_WHAT IS REQUIRED_.
Give the number of lines below that contain the word "bowl", and nothing else.

_SUPPLIED MATERIAL_.
# # # #

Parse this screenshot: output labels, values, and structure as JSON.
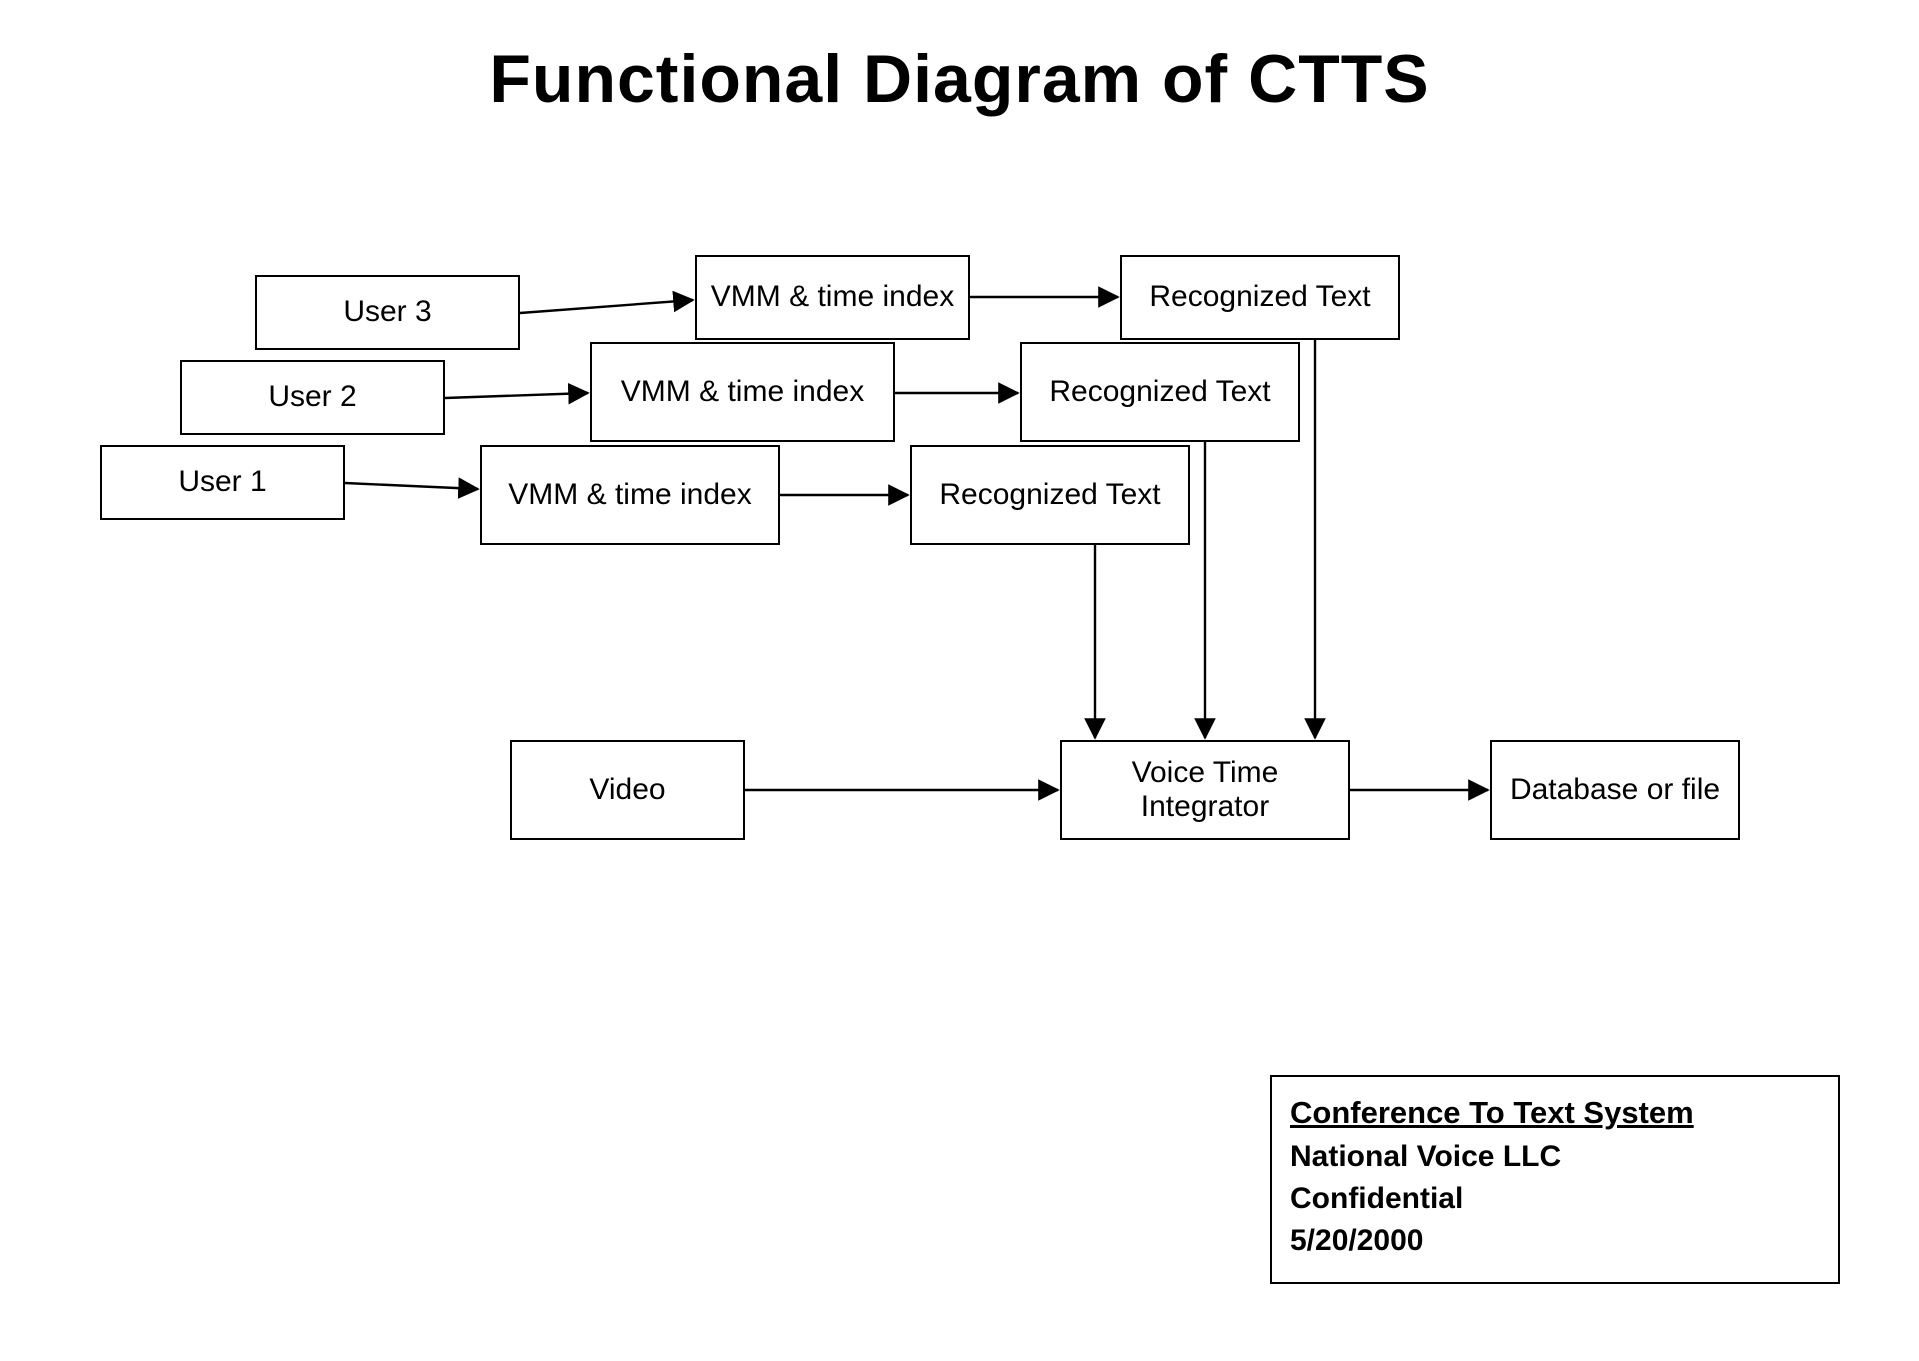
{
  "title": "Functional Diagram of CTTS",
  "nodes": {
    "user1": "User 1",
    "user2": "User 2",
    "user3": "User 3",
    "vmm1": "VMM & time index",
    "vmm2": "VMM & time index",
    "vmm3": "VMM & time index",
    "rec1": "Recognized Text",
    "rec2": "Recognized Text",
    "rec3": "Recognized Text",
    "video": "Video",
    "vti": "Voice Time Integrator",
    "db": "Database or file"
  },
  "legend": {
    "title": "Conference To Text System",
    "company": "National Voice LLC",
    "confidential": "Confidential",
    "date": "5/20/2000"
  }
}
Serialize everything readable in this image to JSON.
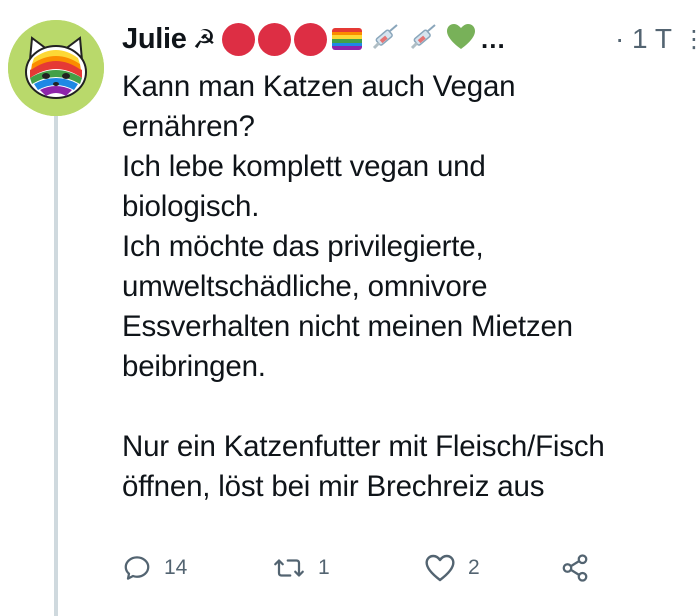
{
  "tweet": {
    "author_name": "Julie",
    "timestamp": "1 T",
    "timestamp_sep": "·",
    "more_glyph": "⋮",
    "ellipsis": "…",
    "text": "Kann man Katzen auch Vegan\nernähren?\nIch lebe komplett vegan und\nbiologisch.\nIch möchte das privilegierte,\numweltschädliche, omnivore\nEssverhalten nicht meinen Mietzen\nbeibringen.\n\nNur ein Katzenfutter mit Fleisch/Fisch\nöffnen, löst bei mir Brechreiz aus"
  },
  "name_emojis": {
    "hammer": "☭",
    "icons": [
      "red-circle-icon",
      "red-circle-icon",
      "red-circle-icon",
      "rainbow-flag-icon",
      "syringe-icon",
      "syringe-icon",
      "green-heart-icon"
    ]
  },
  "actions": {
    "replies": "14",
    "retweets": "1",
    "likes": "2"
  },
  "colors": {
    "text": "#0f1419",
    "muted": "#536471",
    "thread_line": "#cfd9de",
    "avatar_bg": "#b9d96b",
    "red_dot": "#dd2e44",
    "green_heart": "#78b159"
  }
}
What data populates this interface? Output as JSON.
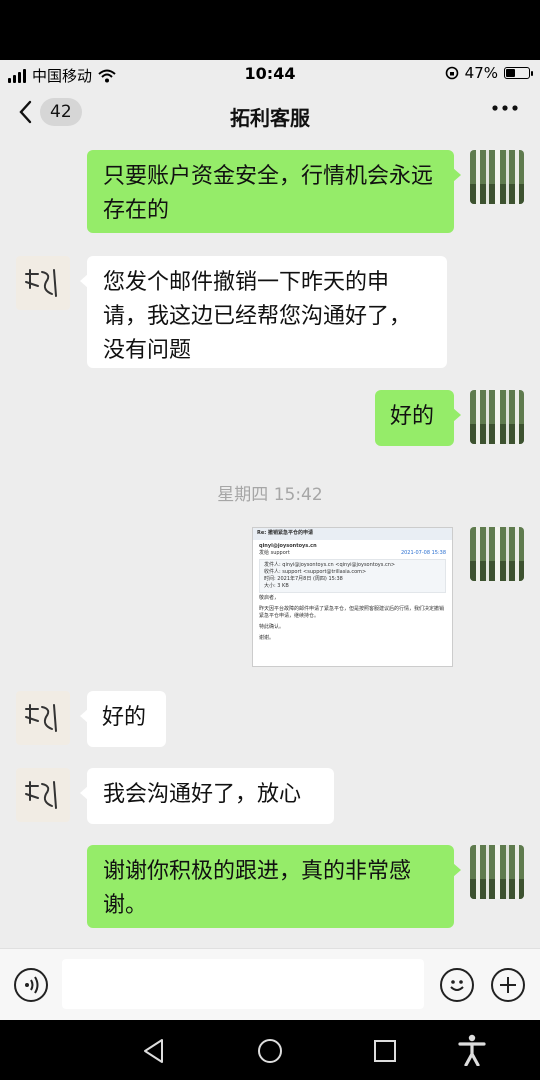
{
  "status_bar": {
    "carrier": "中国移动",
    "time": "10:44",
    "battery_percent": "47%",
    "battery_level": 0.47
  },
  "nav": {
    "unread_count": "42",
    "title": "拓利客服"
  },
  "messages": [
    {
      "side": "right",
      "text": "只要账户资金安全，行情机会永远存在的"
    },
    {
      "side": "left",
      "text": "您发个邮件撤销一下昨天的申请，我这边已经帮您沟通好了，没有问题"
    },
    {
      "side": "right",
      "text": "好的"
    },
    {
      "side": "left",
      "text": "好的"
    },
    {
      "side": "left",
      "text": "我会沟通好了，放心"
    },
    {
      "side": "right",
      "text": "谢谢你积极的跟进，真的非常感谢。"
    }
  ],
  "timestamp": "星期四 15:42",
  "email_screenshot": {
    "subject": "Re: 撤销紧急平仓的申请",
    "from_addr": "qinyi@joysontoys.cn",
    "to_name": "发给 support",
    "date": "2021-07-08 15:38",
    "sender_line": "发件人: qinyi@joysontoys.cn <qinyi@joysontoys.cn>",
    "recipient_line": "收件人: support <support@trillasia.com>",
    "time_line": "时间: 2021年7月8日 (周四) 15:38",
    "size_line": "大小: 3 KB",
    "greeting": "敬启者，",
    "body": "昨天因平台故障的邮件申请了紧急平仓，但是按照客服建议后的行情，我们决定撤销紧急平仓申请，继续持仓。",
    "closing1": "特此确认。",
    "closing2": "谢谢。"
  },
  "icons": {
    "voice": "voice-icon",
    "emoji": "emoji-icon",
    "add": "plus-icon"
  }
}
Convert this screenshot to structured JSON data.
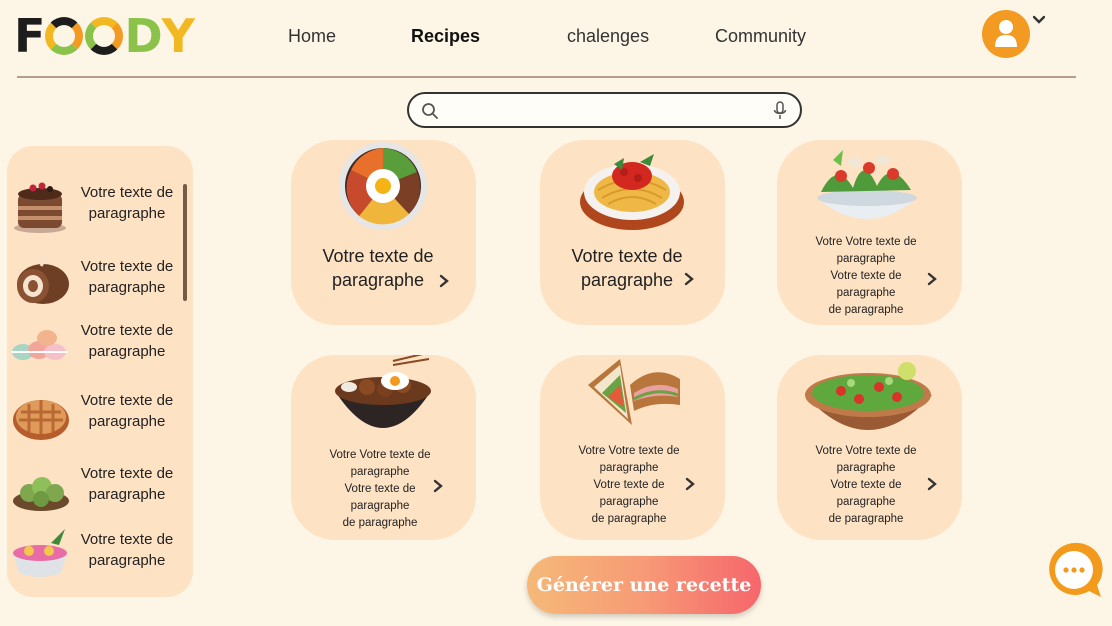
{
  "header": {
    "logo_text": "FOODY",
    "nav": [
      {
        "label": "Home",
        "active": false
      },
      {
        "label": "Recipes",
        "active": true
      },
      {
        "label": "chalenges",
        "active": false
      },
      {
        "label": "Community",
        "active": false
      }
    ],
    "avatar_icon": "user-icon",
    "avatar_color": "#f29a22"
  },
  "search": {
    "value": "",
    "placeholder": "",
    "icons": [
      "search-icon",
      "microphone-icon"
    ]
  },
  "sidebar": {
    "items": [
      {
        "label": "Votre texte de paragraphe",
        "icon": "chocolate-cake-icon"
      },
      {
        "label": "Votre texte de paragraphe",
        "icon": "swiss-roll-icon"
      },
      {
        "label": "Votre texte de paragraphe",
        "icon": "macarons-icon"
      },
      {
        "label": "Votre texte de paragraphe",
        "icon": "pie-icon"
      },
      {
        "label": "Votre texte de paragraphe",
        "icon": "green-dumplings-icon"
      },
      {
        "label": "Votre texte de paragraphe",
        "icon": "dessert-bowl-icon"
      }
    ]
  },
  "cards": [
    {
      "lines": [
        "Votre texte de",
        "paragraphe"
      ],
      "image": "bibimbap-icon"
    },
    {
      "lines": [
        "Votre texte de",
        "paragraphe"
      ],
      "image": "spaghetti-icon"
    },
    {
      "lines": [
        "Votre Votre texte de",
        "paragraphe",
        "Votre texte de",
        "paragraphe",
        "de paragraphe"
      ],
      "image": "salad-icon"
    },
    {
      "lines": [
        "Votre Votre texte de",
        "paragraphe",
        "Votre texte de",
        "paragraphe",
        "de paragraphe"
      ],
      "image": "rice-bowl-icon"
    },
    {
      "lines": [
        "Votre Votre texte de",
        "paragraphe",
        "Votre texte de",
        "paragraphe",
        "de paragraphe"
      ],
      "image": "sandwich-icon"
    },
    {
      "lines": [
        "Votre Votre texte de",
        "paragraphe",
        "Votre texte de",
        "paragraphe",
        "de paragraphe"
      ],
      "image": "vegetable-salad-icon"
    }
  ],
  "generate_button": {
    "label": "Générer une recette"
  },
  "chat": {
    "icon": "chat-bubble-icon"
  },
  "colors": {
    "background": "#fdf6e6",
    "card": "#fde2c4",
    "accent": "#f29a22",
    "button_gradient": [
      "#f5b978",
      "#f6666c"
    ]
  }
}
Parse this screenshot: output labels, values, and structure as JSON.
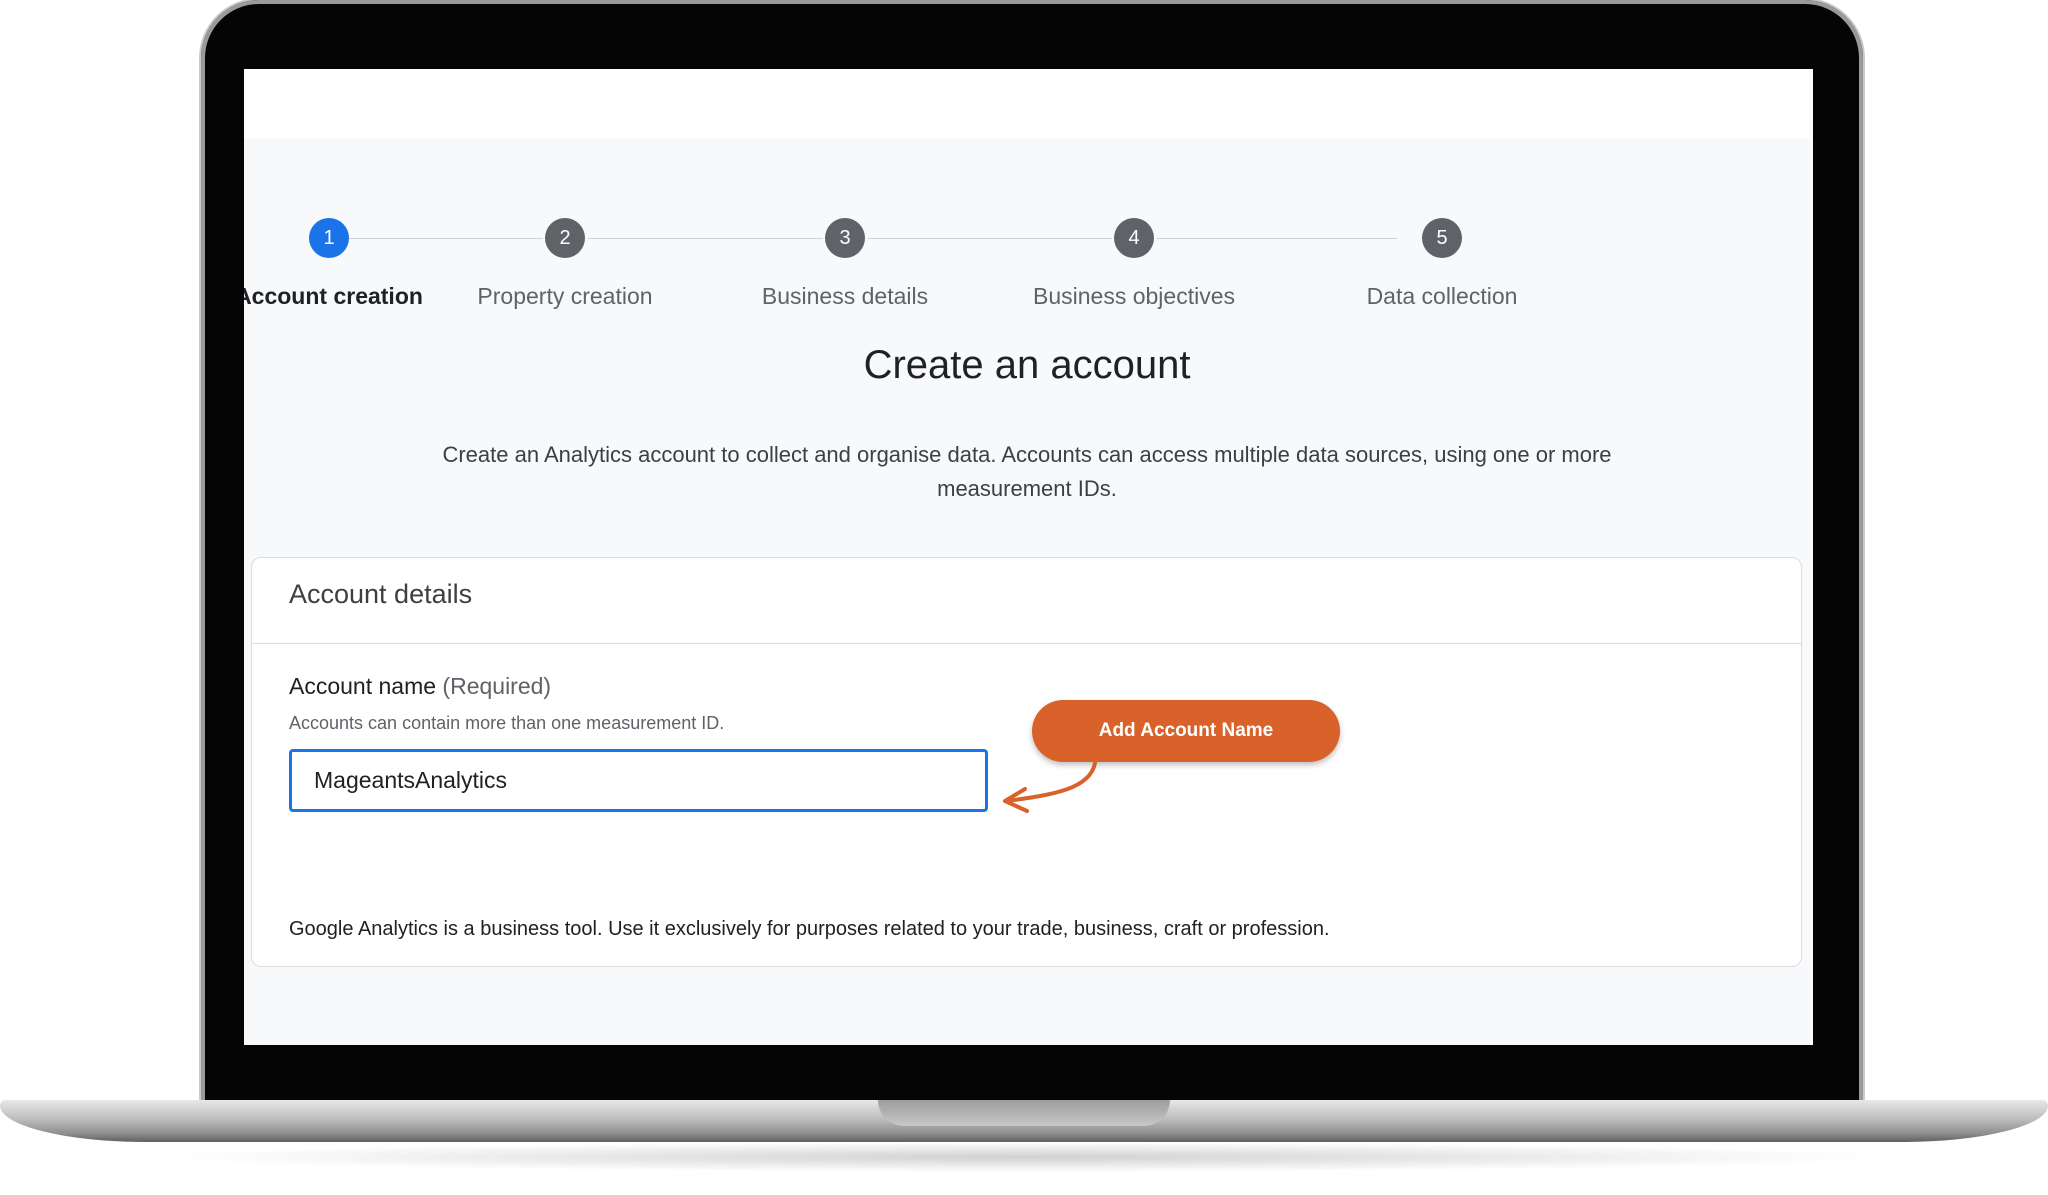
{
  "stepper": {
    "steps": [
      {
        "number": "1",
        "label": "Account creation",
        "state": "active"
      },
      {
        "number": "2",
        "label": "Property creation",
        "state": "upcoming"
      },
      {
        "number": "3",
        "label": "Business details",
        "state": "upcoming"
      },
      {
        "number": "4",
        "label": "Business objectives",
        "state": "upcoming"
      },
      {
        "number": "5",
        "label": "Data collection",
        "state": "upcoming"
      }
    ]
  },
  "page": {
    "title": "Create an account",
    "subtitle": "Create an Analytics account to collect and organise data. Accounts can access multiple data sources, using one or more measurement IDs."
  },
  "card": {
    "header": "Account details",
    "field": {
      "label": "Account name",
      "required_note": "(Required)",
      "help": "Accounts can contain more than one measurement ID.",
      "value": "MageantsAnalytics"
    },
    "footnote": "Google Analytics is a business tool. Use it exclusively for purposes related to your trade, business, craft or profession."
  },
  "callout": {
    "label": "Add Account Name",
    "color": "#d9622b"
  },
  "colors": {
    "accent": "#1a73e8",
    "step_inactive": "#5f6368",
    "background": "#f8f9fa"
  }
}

# # # #

_FINAL RESULT_.
2